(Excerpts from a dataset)
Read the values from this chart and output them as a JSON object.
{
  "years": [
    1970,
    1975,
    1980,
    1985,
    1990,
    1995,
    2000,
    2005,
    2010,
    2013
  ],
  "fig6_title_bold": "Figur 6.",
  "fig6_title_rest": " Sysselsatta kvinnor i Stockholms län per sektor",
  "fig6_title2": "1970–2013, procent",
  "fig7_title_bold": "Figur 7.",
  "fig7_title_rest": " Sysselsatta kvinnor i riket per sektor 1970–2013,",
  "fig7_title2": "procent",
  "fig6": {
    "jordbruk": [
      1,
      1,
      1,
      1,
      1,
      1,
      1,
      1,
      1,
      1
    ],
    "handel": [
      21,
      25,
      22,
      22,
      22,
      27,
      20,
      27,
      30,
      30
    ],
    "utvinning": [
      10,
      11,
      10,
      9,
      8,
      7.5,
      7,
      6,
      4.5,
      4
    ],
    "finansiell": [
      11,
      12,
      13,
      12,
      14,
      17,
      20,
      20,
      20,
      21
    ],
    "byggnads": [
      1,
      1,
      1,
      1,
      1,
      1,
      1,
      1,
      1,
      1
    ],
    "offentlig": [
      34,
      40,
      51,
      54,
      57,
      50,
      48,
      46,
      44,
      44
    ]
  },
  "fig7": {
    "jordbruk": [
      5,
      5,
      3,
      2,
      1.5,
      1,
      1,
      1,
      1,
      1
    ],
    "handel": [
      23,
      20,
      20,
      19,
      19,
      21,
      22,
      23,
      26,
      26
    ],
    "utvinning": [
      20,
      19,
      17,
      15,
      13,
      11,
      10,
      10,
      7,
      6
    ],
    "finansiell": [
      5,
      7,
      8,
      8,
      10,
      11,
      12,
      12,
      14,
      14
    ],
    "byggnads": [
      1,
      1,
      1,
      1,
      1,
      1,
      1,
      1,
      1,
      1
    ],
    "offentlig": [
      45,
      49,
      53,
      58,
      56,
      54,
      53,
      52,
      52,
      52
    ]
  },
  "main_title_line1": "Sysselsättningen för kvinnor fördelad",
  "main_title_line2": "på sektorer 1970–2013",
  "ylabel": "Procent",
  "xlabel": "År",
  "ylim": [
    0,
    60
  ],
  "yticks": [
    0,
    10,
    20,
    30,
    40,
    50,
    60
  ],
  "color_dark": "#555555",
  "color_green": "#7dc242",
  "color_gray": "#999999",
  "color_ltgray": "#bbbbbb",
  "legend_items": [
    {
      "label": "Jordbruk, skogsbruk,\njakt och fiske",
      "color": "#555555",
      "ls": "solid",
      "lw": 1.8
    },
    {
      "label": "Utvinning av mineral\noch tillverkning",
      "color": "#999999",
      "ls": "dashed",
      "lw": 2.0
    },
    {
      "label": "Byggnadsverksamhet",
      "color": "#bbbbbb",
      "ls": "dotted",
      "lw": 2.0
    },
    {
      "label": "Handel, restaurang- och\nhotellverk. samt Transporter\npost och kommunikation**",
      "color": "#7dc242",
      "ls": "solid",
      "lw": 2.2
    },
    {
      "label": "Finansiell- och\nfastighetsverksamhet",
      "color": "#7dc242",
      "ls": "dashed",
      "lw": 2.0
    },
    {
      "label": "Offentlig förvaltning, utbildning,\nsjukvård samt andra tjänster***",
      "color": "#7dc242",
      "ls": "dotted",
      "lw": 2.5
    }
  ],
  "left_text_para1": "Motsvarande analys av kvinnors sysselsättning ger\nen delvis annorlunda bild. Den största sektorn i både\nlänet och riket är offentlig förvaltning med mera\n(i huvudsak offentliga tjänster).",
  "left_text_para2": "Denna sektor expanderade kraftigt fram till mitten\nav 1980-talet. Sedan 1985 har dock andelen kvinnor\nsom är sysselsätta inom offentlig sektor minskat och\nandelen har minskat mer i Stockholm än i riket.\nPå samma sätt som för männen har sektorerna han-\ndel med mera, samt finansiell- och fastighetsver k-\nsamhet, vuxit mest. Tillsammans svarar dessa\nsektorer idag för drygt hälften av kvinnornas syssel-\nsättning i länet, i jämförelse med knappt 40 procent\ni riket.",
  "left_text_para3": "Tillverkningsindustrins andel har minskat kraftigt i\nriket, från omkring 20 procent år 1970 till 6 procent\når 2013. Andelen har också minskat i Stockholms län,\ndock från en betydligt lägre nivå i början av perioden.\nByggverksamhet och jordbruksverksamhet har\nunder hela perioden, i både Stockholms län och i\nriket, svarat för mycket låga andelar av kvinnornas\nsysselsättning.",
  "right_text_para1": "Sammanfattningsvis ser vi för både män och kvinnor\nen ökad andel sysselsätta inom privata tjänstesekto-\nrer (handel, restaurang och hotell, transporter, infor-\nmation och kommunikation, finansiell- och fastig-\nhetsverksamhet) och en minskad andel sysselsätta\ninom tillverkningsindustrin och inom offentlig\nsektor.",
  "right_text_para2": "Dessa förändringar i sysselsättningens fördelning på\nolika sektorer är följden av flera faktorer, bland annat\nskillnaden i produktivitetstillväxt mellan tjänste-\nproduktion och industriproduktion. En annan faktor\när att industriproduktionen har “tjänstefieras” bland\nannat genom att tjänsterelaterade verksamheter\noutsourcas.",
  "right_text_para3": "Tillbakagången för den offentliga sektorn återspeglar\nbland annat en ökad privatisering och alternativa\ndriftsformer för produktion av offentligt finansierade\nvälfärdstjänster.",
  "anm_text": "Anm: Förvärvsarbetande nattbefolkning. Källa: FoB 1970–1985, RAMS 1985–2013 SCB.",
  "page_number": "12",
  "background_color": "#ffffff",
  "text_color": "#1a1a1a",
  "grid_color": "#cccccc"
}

● **WHAT TO DO**
Copy out every line above where "Stockholms" is present.

● **EXERCISE OUTPUT**
  "fig6_title_rest": " Sysselsatta kvinnor i Stockholms län per sektor",
  "left_text_para3": "Tillverkningsindustrins andel har minskat kraftigt i\nriket, från omkring 20 procent år 1970 till 6 procent\når 2013. Andelen har också minskat i Stockholms län,\ndock från en betydligt lägre nivå i början av perioden.\nByggverksamhet och jordbruksverksamhet har\nunder hela perioden, i både Stockholms län och i\nriket, svarat för mycket låga andelar av kvinnornas\nsysselsättning.",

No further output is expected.